** Task objective **
Output every entry exactly as written, skipping any pictures.

┌─ Record extracts

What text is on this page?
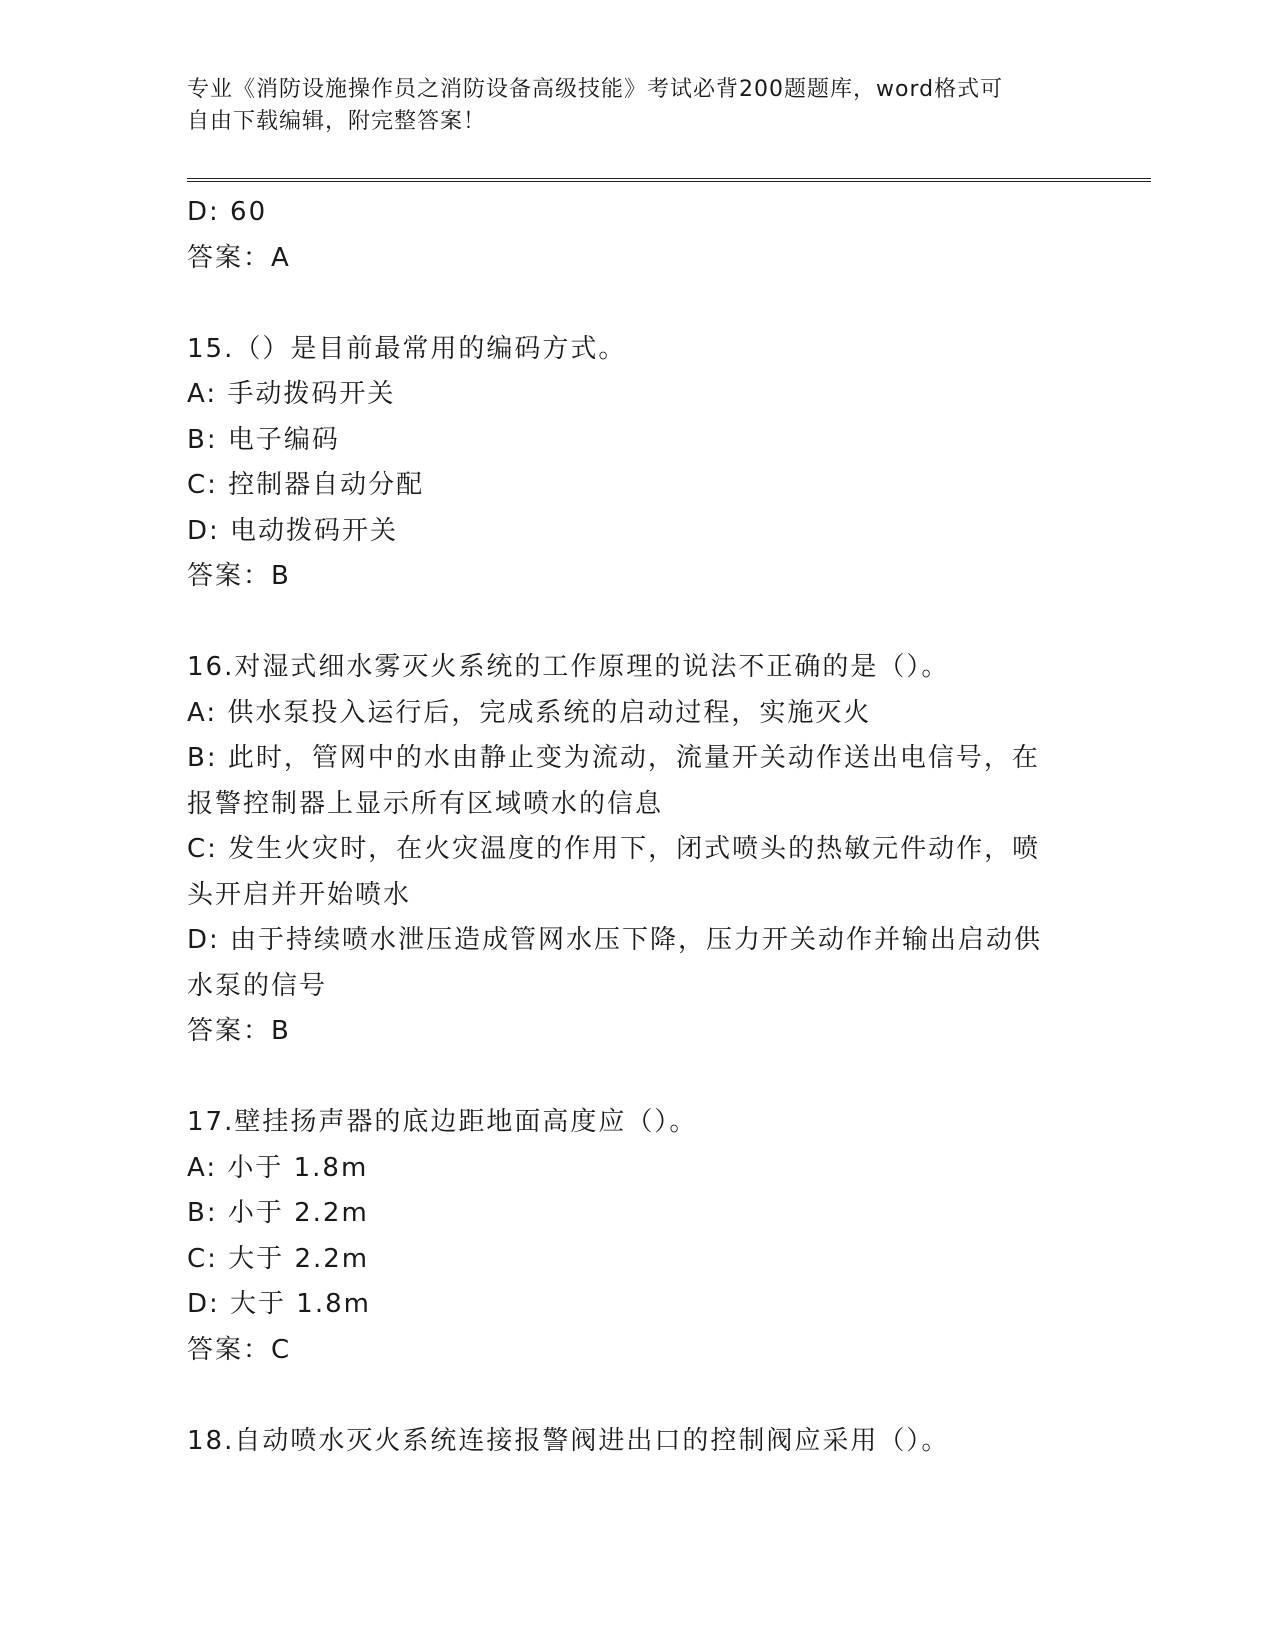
专业《消防设施操作员之消防设备高级技能》考试必背200题题库，word格式可
自由下载编辑，附完整答案！
D: 60
答案：A
15.（）是目前最常用的编码方式。
A: 手动拨码开关
B: 电子编码
C: 控制器自动分配
D: 电动拨码开关
答案：B
16.对湿式细水雾灭火系统的工作原理的说法不正确的是（）。
A: 供水泵投入运行后，完成系统的启动过程，实施灭火
B: 此时，管网中的水由静止变为流动，流量开关动作送出电信号，在
报警控制器上显示所有区域喷水的信息
C: 发生火灾时，在火灾温度的作用下，闭式喷头的热敏元件动作，喷
头开启并开始喷水
D: 由于持续喷水泄压造成管网水压下降，压力开关动作并输出启动供
水泵的信号
答案：B
17.壁挂扬声器的底边距地面高度应（）。
A: 小于 1.8m
B: 小于 2.2m
C: 大于 2.2m
D: 大于 1.8m
答案：C
18.自动喷水灭火系统连接报警阀进出口的控制阀应采用（）。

└─

** Output of the task **
What text is on this page?
专业《消防设施操作员之消防设备高级技能》考试必背200题题库，word格式可
自由下载编辑，附完整答案！
D: 60
答案：A
15.（）是目前最常用的编码方式。
A: 手动拨码开关
B: 电子编码
C: 控制器自动分配
D: 电动拨码开关
答案：B
16.对湿式细水雾灭火系统的工作原理的说法不正确的是（）。
A: 供水泵投入运行后，完成系统的启动过程，实施灭火
B: 此时，管网中的水由静止变为流动，流量开关动作送出电信号，在
报警控制器上显示所有区域喷水的信息
C: 发生火灾时，在火灾温度的作用下，闭式喷头的热敏元件动作，喷
头开启并开始喷水
D: 由于持续喷水泄压造成管网水压下降，压力开关动作并输出启动供
水泵的信号
答案：B
17.壁挂扬声器的底边距地面高度应（）。
A: 小于 1.8m
B: 小于 2.2m
C: 大于 2.2m
D: 大于 1.8m
答案：C
18.自动喷水灭火系统连接报警阀进出口的控制阀应采用（）。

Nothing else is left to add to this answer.